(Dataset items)
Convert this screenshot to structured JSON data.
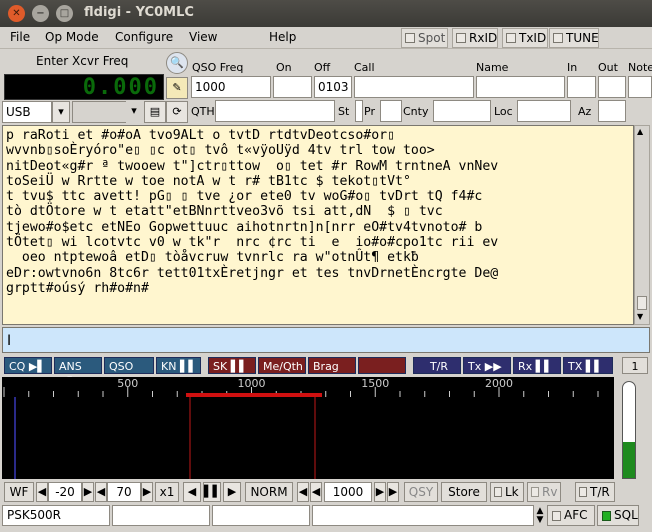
{
  "window": {
    "title": "fldigi - YC0MLC"
  },
  "menu": [
    "File",
    "Op Mode",
    "Configure",
    "View",
    "Help"
  ],
  "toolbar_toggles": [
    "Spot",
    "RxID",
    "TxID",
    "TUNE"
  ],
  "xcvr": {
    "label": "Enter Xcvr Freq",
    "freq": "0.000",
    "mode": "USB"
  },
  "log": {
    "qso_freq_label": "QSO Freq",
    "qso_freq": "1000",
    "on_label": "On",
    "on": "",
    "off_label": "Off",
    "off": "0103",
    "call_label": "Call",
    "name_label": "Name",
    "in_label": "In",
    "out_label": "Out",
    "notes_label": "Note",
    "qth_label": "QTH",
    "st_label": "St",
    "pr_label": "Pr",
    "cnty_label": "Cnty",
    "loc_label": "Loc",
    "az_label": "Az"
  },
  "rx_text": "p raRoti et #o#oA tvo9ALt o tvtD rtdtvDeotcso#or▯\nwvvnb▯soÈryóro\"e▯ ▯c ot▯ tvô t«vÿoUÿd 4tv trl tow too>\nnitDeot«g#r ª twooew t\"]ctr▯ttow  o▯ tet #r RowM trntneA vnNev\ntoSeiÜ w Rrtte w toe notA w t r# tB1tc $ tekot▯tVt°\nt tvu$ ttc avett! pG▯ ▯ tve ¿or ete0 tv woG#o▯ tvDrt tQ f4#c\ntò dtÖtore w t etatt\"etBNnrttveo3võ tsi att,dN  $ ▯ tvc\ntjewo#o$etc etNEo Gopwettuuc aihotnrtn]n[nrr eO#tv4tvnoto# b\ntÖtet▯ wi lcotvtc v0 w tk\"r  nrc ¢rc ti  e  io#o#cpo1tc rii ev\n  oeo ntptewoâ etD▯ tòåvcruw tvnrlc ra w\"otnÛt¶ etkƀ\neDr:owtvno6n 8tc6r tett01txÈretjngr et tes tnvDrnetÈncrgte De@\ngrptt#oúsý rh#o#n#",
  "macros": [
    "CQ",
    "ANS",
    "QSO",
    "KN",
    "SK",
    "Me/Qth",
    "Brag",
    "",
    "T/R",
    "Tx",
    "Rx",
    "TX"
  ],
  "macro_set": "1",
  "waterfall": {
    "ticks": [
      "500",
      "1000",
      "1500",
      "2000"
    ],
    "signal_level": 0.37
  },
  "controls": {
    "wf": "WF",
    "ref": "-20",
    "range": "70",
    "zoom": "x1",
    "speed": "NORM",
    "freq": "1000",
    "qsy": "QSY",
    "store": "Store",
    "lk": "Lk",
    "rv": "Rv",
    "tr": "T/R"
  },
  "status": {
    "mode": "PSK500R",
    "afc": "AFC",
    "sql": "SQL"
  }
}
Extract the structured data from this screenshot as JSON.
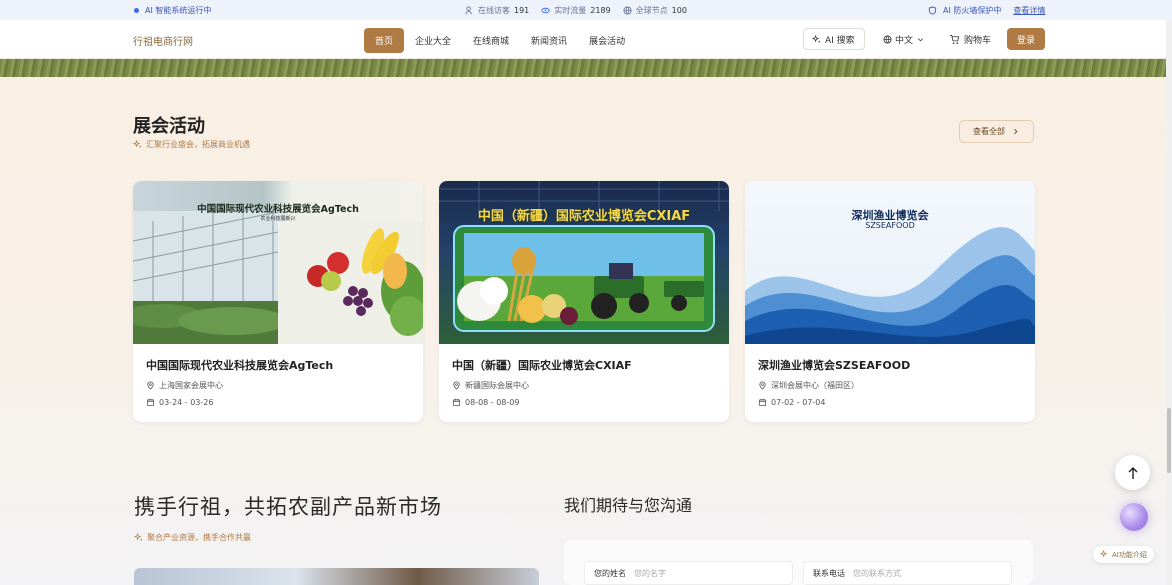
{
  "status_bar": {
    "system": "AI 智能系统运行中",
    "online_label": "在线访客",
    "online_value": "191",
    "traffic_label": "实时流量",
    "traffic_value": "2189",
    "nodes_label": "全球节点",
    "nodes_value": "100",
    "firewall": "AI 防火墙保护中",
    "details_link": "查看详情"
  },
  "nav": {
    "logo": "行祖电商行网",
    "menu": [
      "首页",
      "企业大全",
      "在线商城",
      "新闻资讯",
      "展会活动"
    ],
    "ai_search": "AI 搜索",
    "language": "中文",
    "cart": "购物车",
    "login": "登录"
  },
  "events": {
    "title": "展会活动",
    "subtitle": "汇聚行业盛会，拓展商业机遇",
    "view_all": "查看全部",
    "cards": [
      {
        "img_title": "中国国际现代农业科技展览会AgTech",
        "img_sub": "农业科技展新兴",
        "title": "中国国际现代农业科技展览会AgTech",
        "location": "上海国家会展中心",
        "date": "03-24 - 03-26"
      },
      {
        "img_title": "中国（新疆）国际农业博览会CXIAF",
        "title": "中国（新疆）国际农业博览会CXIAF",
        "location": "新疆国际会展中心",
        "date": "08-08 - 08-09"
      },
      {
        "img_title": "深圳渔业博览会",
        "img_sub": "SZSEAFOOD",
        "title": "深圳渔业博览会SZSEAFOOD",
        "location": "深圳会展中心（福田区）",
        "date": "07-02 - 07-04"
      }
    ]
  },
  "partner": {
    "title": "携手行祖，共拓农副产品新市场",
    "subtitle": "聚合产业资源，携手合作共赢"
  },
  "contact": {
    "title": "我们期待与您沟通",
    "name_label": "您的姓名",
    "name_placeholder": "您的名字",
    "phone_label": "联系电话",
    "phone_placeholder": "您的联系方式"
  },
  "floating": {
    "ai_intro": "AI功能介绍"
  }
}
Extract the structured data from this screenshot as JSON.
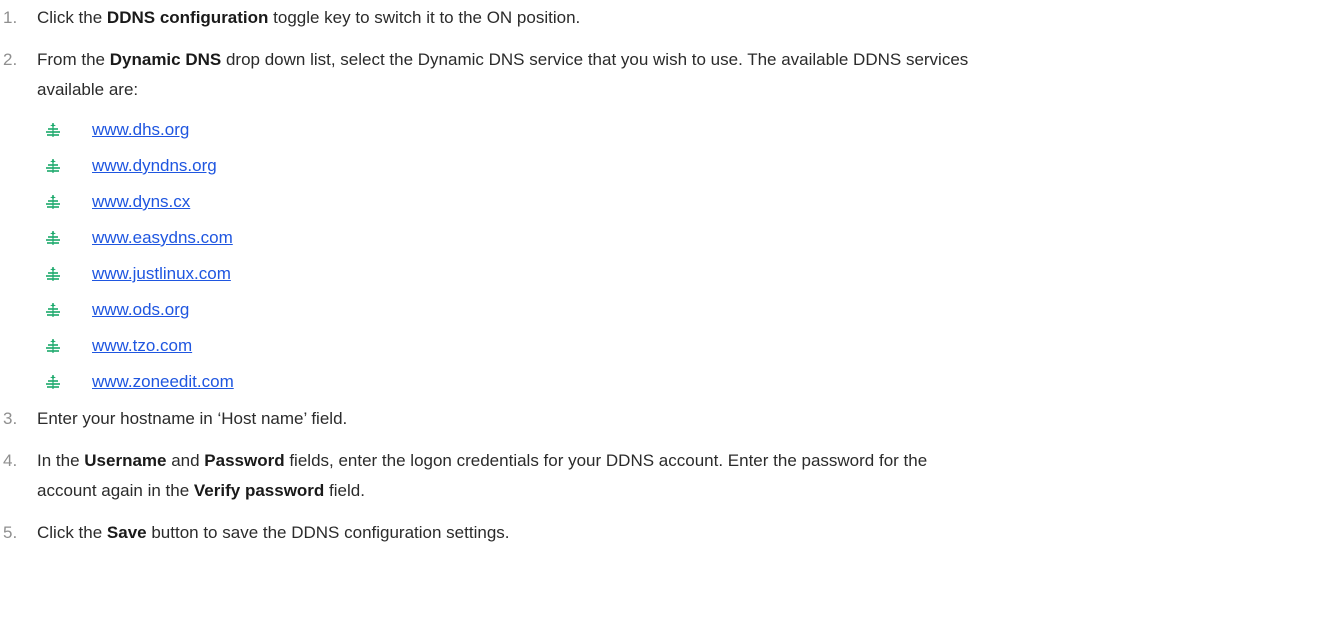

## [Stated goal]
Each line holding "国际农业博览会CXIAF" must be found and copied.

## [Exercise answer]
        "img_title": "中国（新疆）国际农业博览会CXIAF",
        "title": "中国（新疆）国际农业博览会CXIAF",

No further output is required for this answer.